* **DATA SHOWN**:
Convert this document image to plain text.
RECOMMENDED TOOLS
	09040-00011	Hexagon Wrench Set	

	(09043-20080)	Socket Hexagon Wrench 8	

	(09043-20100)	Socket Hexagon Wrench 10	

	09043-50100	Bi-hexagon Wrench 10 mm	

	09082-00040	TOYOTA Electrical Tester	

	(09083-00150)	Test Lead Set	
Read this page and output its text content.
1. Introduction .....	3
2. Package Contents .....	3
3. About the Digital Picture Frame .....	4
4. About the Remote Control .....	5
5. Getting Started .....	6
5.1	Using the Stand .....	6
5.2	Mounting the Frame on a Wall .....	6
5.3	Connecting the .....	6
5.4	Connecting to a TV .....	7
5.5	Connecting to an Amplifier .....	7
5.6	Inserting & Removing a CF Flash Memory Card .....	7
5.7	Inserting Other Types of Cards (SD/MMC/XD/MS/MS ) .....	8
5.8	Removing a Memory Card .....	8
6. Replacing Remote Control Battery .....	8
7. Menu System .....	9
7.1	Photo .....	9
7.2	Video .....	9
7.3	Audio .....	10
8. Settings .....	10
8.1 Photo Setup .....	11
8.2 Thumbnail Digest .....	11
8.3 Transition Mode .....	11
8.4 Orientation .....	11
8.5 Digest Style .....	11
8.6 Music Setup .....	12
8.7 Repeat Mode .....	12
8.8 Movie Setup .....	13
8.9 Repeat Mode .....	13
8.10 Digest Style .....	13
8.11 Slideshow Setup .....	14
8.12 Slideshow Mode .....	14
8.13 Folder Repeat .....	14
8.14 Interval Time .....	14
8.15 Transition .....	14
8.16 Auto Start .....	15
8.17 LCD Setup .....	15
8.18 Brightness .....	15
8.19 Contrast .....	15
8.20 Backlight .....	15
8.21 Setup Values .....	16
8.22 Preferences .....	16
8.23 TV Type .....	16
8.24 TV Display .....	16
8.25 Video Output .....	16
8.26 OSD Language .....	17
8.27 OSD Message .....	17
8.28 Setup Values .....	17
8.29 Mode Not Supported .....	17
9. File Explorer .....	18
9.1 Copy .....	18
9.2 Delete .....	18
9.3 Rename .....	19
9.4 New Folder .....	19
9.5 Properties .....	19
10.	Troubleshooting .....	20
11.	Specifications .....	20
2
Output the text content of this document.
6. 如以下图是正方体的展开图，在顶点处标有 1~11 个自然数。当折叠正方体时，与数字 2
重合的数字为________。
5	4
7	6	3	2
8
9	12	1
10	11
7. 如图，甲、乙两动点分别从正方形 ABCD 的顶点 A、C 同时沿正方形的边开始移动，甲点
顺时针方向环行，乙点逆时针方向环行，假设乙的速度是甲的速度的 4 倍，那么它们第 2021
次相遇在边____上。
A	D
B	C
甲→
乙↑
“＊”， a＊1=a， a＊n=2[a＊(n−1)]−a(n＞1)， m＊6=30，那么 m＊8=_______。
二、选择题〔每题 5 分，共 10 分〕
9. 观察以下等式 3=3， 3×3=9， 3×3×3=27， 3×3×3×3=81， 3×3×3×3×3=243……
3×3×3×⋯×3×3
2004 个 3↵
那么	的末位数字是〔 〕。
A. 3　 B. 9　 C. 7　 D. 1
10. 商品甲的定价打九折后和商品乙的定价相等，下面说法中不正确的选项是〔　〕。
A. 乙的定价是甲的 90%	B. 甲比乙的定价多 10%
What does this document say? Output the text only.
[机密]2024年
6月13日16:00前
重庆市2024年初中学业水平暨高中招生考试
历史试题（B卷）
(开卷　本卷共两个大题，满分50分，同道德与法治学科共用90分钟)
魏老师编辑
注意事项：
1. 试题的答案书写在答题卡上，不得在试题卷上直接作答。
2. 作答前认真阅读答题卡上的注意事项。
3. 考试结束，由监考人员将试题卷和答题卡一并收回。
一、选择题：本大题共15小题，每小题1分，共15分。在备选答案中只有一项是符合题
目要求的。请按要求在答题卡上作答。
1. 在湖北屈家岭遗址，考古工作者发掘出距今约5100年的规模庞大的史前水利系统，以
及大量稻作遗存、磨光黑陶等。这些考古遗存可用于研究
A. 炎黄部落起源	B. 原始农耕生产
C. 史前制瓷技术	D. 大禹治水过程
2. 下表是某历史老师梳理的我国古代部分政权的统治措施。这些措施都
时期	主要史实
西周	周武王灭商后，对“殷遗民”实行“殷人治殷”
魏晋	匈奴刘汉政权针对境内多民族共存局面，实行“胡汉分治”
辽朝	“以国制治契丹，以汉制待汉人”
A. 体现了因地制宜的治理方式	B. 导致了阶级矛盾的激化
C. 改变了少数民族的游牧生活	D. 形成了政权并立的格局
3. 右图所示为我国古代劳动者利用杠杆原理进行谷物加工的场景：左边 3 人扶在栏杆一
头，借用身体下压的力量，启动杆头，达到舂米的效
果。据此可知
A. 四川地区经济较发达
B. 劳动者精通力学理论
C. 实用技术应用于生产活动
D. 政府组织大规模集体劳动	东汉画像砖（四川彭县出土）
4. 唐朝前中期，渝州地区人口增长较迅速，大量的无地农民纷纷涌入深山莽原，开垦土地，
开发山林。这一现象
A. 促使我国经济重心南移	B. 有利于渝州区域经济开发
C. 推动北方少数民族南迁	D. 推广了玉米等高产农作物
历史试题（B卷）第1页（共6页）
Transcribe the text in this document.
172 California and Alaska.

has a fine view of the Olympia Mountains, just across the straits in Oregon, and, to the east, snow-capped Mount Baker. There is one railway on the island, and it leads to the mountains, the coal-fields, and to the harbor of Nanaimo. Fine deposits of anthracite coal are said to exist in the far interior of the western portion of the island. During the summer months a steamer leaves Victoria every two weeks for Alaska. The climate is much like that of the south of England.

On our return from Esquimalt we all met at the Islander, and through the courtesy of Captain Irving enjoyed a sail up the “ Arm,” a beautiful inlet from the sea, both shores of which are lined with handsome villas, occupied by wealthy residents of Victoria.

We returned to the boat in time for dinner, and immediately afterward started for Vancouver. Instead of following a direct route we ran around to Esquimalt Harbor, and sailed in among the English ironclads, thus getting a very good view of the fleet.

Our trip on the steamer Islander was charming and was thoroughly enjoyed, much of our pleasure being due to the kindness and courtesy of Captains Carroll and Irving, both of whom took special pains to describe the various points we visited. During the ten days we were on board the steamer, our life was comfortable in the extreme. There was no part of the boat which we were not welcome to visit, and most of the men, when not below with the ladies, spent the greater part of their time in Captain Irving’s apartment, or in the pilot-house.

* **YOUR TASK**: In the material above, show every line where the word "Digest" turns up.

* **ANSWER**:
8.2 Thumbnail Digest .....	11
8.5 Digest Style .....	11
8.10 Digest Style .....	13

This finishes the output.